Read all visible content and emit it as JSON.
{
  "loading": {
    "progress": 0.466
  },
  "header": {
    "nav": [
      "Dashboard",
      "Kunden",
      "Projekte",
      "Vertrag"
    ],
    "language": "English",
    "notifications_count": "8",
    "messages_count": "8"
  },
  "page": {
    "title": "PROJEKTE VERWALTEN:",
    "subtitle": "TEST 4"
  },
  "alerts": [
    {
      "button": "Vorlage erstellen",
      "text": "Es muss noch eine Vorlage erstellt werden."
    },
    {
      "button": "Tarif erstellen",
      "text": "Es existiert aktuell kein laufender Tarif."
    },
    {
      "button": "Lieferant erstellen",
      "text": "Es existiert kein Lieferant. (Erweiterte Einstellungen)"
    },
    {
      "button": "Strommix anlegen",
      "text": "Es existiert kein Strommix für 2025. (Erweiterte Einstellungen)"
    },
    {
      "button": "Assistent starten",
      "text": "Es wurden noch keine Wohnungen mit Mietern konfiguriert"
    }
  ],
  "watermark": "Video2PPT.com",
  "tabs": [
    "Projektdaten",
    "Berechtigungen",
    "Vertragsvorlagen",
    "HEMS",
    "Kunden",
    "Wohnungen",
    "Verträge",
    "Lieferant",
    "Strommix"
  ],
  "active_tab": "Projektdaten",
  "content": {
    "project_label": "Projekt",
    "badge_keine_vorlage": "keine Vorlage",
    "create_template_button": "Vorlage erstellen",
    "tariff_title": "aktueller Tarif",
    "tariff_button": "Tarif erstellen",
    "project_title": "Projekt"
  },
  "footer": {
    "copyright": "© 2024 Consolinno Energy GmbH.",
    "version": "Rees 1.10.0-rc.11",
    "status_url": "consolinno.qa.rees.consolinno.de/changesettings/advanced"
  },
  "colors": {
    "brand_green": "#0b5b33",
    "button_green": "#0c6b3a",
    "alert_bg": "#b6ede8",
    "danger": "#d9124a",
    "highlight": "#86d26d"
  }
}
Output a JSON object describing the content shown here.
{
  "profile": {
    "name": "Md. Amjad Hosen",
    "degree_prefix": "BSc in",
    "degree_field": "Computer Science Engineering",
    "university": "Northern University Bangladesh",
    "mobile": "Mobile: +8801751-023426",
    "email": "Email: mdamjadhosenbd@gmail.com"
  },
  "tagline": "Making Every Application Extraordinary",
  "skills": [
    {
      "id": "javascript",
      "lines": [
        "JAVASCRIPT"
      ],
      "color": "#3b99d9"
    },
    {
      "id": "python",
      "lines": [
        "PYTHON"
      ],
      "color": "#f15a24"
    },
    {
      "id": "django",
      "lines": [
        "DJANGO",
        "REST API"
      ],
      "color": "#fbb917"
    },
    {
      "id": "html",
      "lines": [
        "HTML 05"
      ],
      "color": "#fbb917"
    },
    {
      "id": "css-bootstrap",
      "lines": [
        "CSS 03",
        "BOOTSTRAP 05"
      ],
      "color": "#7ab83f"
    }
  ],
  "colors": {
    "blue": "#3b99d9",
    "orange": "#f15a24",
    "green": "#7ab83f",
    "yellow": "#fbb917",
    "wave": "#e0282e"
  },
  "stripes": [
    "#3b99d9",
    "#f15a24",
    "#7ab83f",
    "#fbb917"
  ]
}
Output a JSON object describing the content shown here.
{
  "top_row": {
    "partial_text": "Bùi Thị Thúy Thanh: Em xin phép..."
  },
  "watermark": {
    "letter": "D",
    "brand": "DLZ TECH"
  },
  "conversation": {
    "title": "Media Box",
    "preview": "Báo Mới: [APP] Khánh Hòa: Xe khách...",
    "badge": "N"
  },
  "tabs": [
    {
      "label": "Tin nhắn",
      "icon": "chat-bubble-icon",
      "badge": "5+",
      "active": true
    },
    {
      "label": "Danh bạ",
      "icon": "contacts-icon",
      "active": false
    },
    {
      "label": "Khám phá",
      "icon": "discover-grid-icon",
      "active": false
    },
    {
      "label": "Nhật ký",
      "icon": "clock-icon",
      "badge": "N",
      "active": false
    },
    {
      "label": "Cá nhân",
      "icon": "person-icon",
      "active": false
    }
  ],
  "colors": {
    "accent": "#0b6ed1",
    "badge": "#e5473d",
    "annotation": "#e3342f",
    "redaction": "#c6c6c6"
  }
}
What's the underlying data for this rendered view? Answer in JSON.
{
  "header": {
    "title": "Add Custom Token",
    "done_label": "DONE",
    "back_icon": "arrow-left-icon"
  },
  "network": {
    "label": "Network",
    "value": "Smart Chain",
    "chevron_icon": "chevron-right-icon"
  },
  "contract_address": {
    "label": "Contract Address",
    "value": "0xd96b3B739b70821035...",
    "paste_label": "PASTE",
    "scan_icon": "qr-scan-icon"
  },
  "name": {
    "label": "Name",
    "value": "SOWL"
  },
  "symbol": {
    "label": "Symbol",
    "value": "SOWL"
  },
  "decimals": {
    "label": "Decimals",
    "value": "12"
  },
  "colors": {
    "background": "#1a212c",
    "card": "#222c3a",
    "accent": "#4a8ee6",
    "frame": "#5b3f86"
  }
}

══════════

What the exercise asks. Extract exactly the lines between the line containing "What's the underlying" and the end of the data, including both.

Final result.
What's the underlying data for this rendered view? Answer in JSON.
{
  "header": {
    "title": "Add Custom Token",
    "done_label": "DONE",
    "back_icon": "arrow-left-icon"
  },
  "network": {
    "label": "Network",
    "value": "Smart Chain",
    "chevron_icon": "chevron-right-icon"
  },
  "contract_address": {
    "label": "Contract Address",
    "value": "0xd96b3B739b70821035...",
    "paste_label": "PASTE",
    "scan_icon": "qr-scan-icon"
  },
  "name": {
    "label": "Name",
    "value": "SOWL"
  },
  "symbol": {
    "label": "Symbol",
    "value": "SOWL"
  },
  "decimals": {
    "label": "Decimals",
    "value": "12"
  },
  "colors": {
    "background": "#1a212c",
    "card": "#222c3a",
    "accent": "#4a8ee6",
    "frame": "#5b3f86"
  }
}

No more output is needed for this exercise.